- [Material for the task]:
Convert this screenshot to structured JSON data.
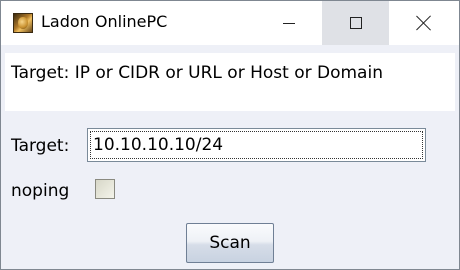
{
  "window": {
    "title": "Ladon OnlinePC",
    "icon": "ladon-app-icon"
  },
  "titlebar_buttons": {
    "minimize": "minimize-icon",
    "maximize": "maximize-icon",
    "close": "close-icon"
  },
  "info": {
    "text": "Target: IP or CIDR or URL or Host or Domain"
  },
  "form": {
    "target_label": "Target:",
    "target_value": "10.10.10.10/24",
    "noping_label": "noping",
    "noping_checked": false
  },
  "actions": {
    "scan_label": "Scan"
  }
}
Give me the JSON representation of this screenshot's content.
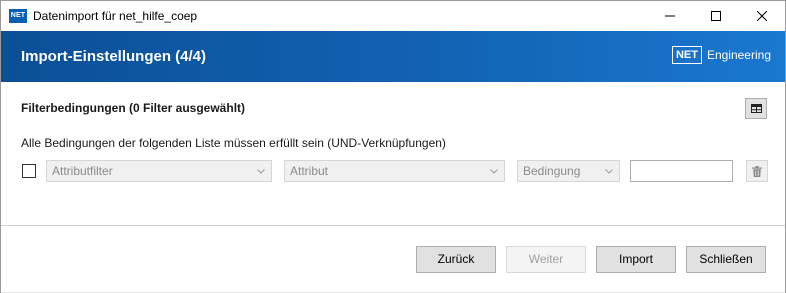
{
  "window": {
    "title": "Datenimport für net_hilfe_coep",
    "app_icon_text": "NET"
  },
  "header": {
    "title": "Import-Einstellungen (4/4)",
    "brand_box": "NET",
    "brand_text": "Engineering"
  },
  "filter": {
    "section_title": "Filterbedingungen (0 Filter ausgewählt)",
    "description": "Alle Bedingungen der folgenden Liste müssen erfüllt sein (UND-Verknüpfungen)",
    "row": {
      "checked": false,
      "attribute_filter": "Attributfilter",
      "attribute": "Attribut",
      "condition": "Bedingung",
      "value": ""
    }
  },
  "buttons": {
    "back": "Zurück",
    "next": "Weiter",
    "import": "Import",
    "close": "Schließen"
  },
  "colors": {
    "header_start": "#0b4f96",
    "header_end": "#1a78cf",
    "button_face": "#e1e1e1"
  },
  "icons": [
    "app-icon",
    "minimize-icon",
    "maximize-icon",
    "close-icon",
    "table-icon",
    "chevron-down-icon",
    "trash-icon"
  ]
}
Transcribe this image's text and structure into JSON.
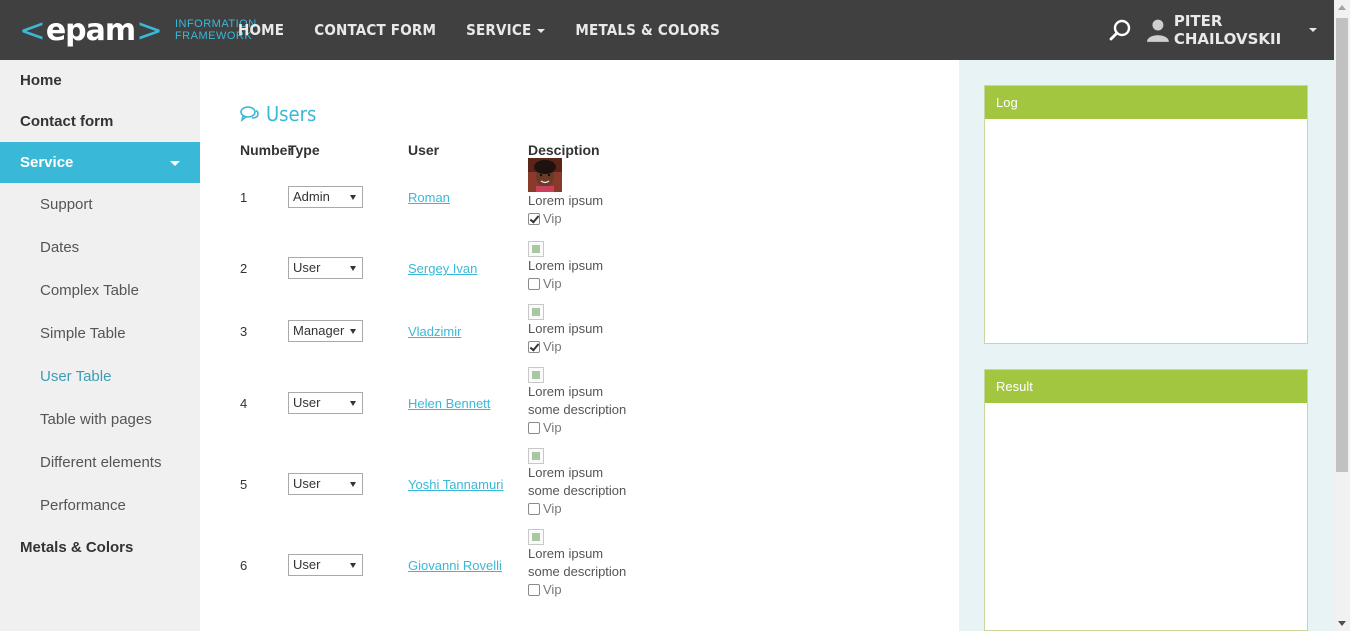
{
  "header": {
    "logo": "epam",
    "logo_sub1": "INFORMATION",
    "logo_sub2": "FRAMEWORK",
    "nav": [
      {
        "label": "HOME"
      },
      {
        "label": "CONTACT FORM"
      },
      {
        "label": "SERVICE",
        "dropdown": true
      },
      {
        "label": "METALS & COLORS"
      }
    ],
    "user_name": "PITER CHAILOVSKII"
  },
  "sidebar": {
    "items": [
      {
        "label": "Home"
      },
      {
        "label": "Contact form"
      },
      {
        "label": "Service"
      },
      {
        "label": "Metals & Colors"
      }
    ],
    "subitems": [
      {
        "label": "Support"
      },
      {
        "label": "Dates"
      },
      {
        "label": "Complex Table"
      },
      {
        "label": "Simple Table"
      },
      {
        "label": "User Table"
      },
      {
        "label": "Table with pages"
      },
      {
        "label": "Different elements"
      },
      {
        "label": "Performance"
      }
    ]
  },
  "main": {
    "title": "Users",
    "headers": {
      "number": "Number",
      "type": "Type",
      "user": "User",
      "description": "Desciption"
    },
    "rows": [
      {
        "num": "1",
        "type": "Admin",
        "user": "Roman",
        "desc1": "Lorem ipsum",
        "desc2": "",
        "vip_label": "Vip",
        "vip": true
      },
      {
        "num": "2",
        "type": "User",
        "user": "Sergey Ivan",
        "desc1": "Lorem ipsum",
        "desc2": "",
        "vip_label": "Vip",
        "vip": false
      },
      {
        "num": "3",
        "type": "Manager",
        "user": "Vladzimir",
        "desc1": "Lorem ipsum",
        "desc2": "",
        "vip_label": "Vip",
        "vip": true
      },
      {
        "num": "4",
        "type": "User",
        "user": "Helen Bennett",
        "desc1": "Lorem ipsum",
        "desc2": "some description",
        "vip_label": "Vip",
        "vip": false
      },
      {
        "num": "5",
        "type": "User",
        "user": "Yoshi Tannamuri",
        "desc1": "Lorem ipsum",
        "desc2": "some description",
        "vip_label": "Vip",
        "vip": false
      },
      {
        "num": "6",
        "type": "User",
        "user": "Giovanni Rovelli",
        "desc1": "Lorem ipsum",
        "desc2": "some description",
        "vip_label": "Vip",
        "vip": false
      }
    ]
  },
  "panels": {
    "log": "Log",
    "result": "Result"
  },
  "icons": {
    "search": "search-icon",
    "user": "user-icon",
    "users_title": "comments-icon"
  },
  "colors": {
    "header_bg": "#404041",
    "accent": "#3ab8d7",
    "panel_head": "#a3c640",
    "right_bg": "#e7f3f5"
  }
}
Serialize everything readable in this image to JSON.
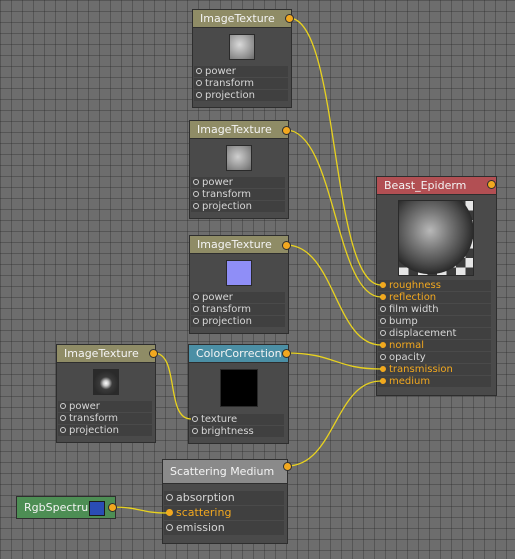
{
  "nodes": {
    "tex1": {
      "title": "ImageTexture",
      "params": [
        "power",
        "transform",
        "projection"
      ]
    },
    "tex2": {
      "title": "ImageTexture",
      "params": [
        "power",
        "transform",
        "projection"
      ]
    },
    "tex3": {
      "title": "ImageTexture",
      "params": [
        "power",
        "transform",
        "projection"
      ]
    },
    "tex4": {
      "title": "ImageTexture",
      "params": [
        "power",
        "transform",
        "projection"
      ]
    },
    "color_correction": {
      "title": "ColorCorrection",
      "params": [
        "texture",
        "brightness"
      ]
    },
    "scattering": {
      "title": "Scattering Medium",
      "params": [
        "absorption",
        "scattering",
        "emission"
      ]
    },
    "rgb": {
      "title": "RgbSpectrum",
      "swatch_color": "#2a4db5"
    },
    "material": {
      "title": "Beast_Epiderm",
      "params": [
        "roughness",
        "reflection",
        "film width",
        "bump",
        "displacement",
        "normal",
        "opacity",
        "transmission",
        "medium"
      ],
      "wired": [
        "roughness",
        "reflection",
        "normal",
        "transmission",
        "medium"
      ]
    }
  },
  "colors": {
    "wire": "#e8d21f",
    "port_active": "#f2a81f",
    "texture_header": "#8f8c66",
    "material_header": "#b24f53",
    "colorcorrection_header": "#4b8fa5",
    "rgb_header": "#4d8e54"
  }
}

- [What this task involves]:
Go through the material above and print all of it exactly, except the pictures.

- [Exercise output]:
Convert this screenshot to structured JSON data.
{
  "window": {
    "title": "Ladon OnlinePC",
    "icon": "ladon-app-icon"
  },
  "titlebar_buttons": {
    "minimize": "minimize-icon",
    "maximize": "maximize-icon",
    "close": "close-icon"
  },
  "info": {
    "text": "Target: IP or CIDR or URL or Host or Domain"
  },
  "form": {
    "target_label": "Target:",
    "target_value": "10.10.10.10/24",
    "noping_label": "noping",
    "noping_checked": false
  },
  "actions": {
    "scan_label": "Scan"
  }
}
Give me the JSON representation of this screenshot's content.
{
  "window": {
    "title": "Datenimport für net_hilfe_coep",
    "app_icon_text": "NET"
  },
  "header": {
    "title": "Import-Einstellungen (4/4)",
    "brand_box": "NET",
    "brand_text": "Engineering"
  },
  "filter": {
    "section_title": "Filterbedingungen (0 Filter ausgewählt)",
    "description": "Alle Bedingungen der folgenden Liste müssen erfüllt sein (UND-Verknüpfungen)",
    "row": {
      "checked": false,
      "attribute_filter": "Attributfilter",
      "attribute": "Attribut",
      "condition": "Bedingung",
      "value": ""
    }
  },
  "buttons": {
    "back": "Zurück",
    "next": "Weiter",
    "import": "Import",
    "close": "Schließen"
  },
  "colors": {
    "header_start": "#0b4f96",
    "header_end": "#1a78cf",
    "button_face": "#e1e1e1"
  },
  "icons": [
    "app-icon",
    "minimize-icon",
    "maximize-icon",
    "close-icon",
    "table-icon",
    "chevron-down-icon",
    "trash-icon"
  ]
}
Transcribe this image's text and structure into JSON.
{
  "header": {
    "logo": "epam",
    "logo_sub1": "INFORMATION",
    "logo_sub2": "FRAMEWORK",
    "nav": [
      {
        "label": "HOME"
      },
      {
        "label": "CONTACT FORM"
      },
      {
        "label": "SERVICE",
        "dropdown": true
      },
      {
        "label": "METALS & COLORS"
      }
    ],
    "user_name": "PITER CHAILOVSKII"
  },
  "sidebar": {
    "items": [
      {
        "label": "Home"
      },
      {
        "label": "Contact form"
      },
      {
        "label": "Service"
      },
      {
        "label": "Metals & Colors"
      }
    ],
    "subitems": [
      {
        "label": "Support"
      },
      {
        "label": "Dates"
      },
      {
        "label": "Complex Table"
      },
      {
        "label": "Simple Table"
      },
      {
        "label": "User Table"
      },
      {
        "label": "Table with pages"
      },
      {
        "label": "Different elements"
      },
      {
        "label": "Performance"
      }
    ]
  },
  "main": {
    "title": "Users",
    "headers": {
      "number": "Number",
      "type": "Type",
      "user": "User",
      "description": "Desciption"
    },
    "rows": [
      {
        "num": "1",
        "type": "Admin",
        "user": "Roman",
        "desc1": "Lorem ipsum",
        "desc2": "",
        "vip_label": "Vip",
        "vip": true
      },
      {
        "num": "2",
        "type": "User",
        "user": "Sergey Ivan",
        "desc1": "Lorem ipsum",
        "desc2": "",
        "vip_label": "Vip",
        "vip": false
      },
      {
        "num": "3",
        "type": "Manager",
        "user": "Vladzimir",
        "desc1": "Lorem ipsum",
        "desc2": "",
        "vip_label": "Vip",
        "vip": true
      },
      {
        "num": "4",
        "type": "User",
        "user": "Helen Bennett",
        "desc1": "Lorem ipsum",
        "desc2": "some description",
        "vip_label": "Vip",
        "vip": false
      },
      {
        "num": "5",
        "type": "User",
        "user": "Yoshi Tannamuri",
        "desc1": "Lorem ipsum",
        "desc2": "some description",
        "vip_label": "Vip",
        "vip": false
      },
      {
        "num": "6",
        "type": "User",
        "user": "Giovanni Rovelli",
        "desc1": "Lorem ipsum",
        "desc2": "some description",
        "vip_label": "Vip",
        "vip": false
      }
    ]
  },
  "panels": {
    "log": "Log",
    "result": "Result"
  },
  "icons": {
    "search": "search-icon",
    "user": "user-icon",
    "users_title": "comments-icon"
  },
  "colors": {
    "header_bg": "#404041",
    "accent": "#3ab8d7",
    "panel_head": "#a3c640",
    "right_bg": "#e7f3f5"
  }
}
Serialize everything readable in this image to JSON.
{
  "nodes": {
    "tex1": {
      "title": "ImageTexture",
      "params": [
        "power",
        "transform",
        "projection"
      ]
    },
    "tex2": {
      "title": "ImageTexture",
      "params": [
        "power",
        "transform",
        "projection"
      ]
    },
    "tex3": {
      "title": "ImageTexture",
      "params": [
        "power",
        "transform",
        "projection"
      ]
    },
    "tex4": {
      "title": "ImageTexture",
      "params": [
        "power",
        "transform",
        "projection"
      ]
    },
    "color_correction": {
      "title": "ColorCorrection",
      "params": [
        "texture",
        "brightness"
      ]
    },
    "scattering": {
      "title": "Scattering Medium",
      "params": [
        "absorption",
        "scattering",
        "emission"
      ]
    },
    "rgb": {
      "title": "RgbSpectrum",
      "swatch_color": "#2a4db5"
    },
    "material": {
      "title": "Beast_Epiderm",
      "params": [
        "roughness",
        "reflection",
        "film width",
        "bump",
        "displacement",
        "normal",
        "opacity",
        "transmission",
        "medium"
      ],
      "wired": [
        "roughness",
        "reflection",
        "normal",
        "transmission",
        "medium"
      ]
    }
  },
  "colors": {
    "wire": "#e8d21f",
    "port_active": "#f2a81f",
    "texture_header": "#8f8c66",
    "material_header": "#b24f53",
    "colorcorrection_header": "#4b8fa5",
    "rgb_header": "#4d8e54"
  }
}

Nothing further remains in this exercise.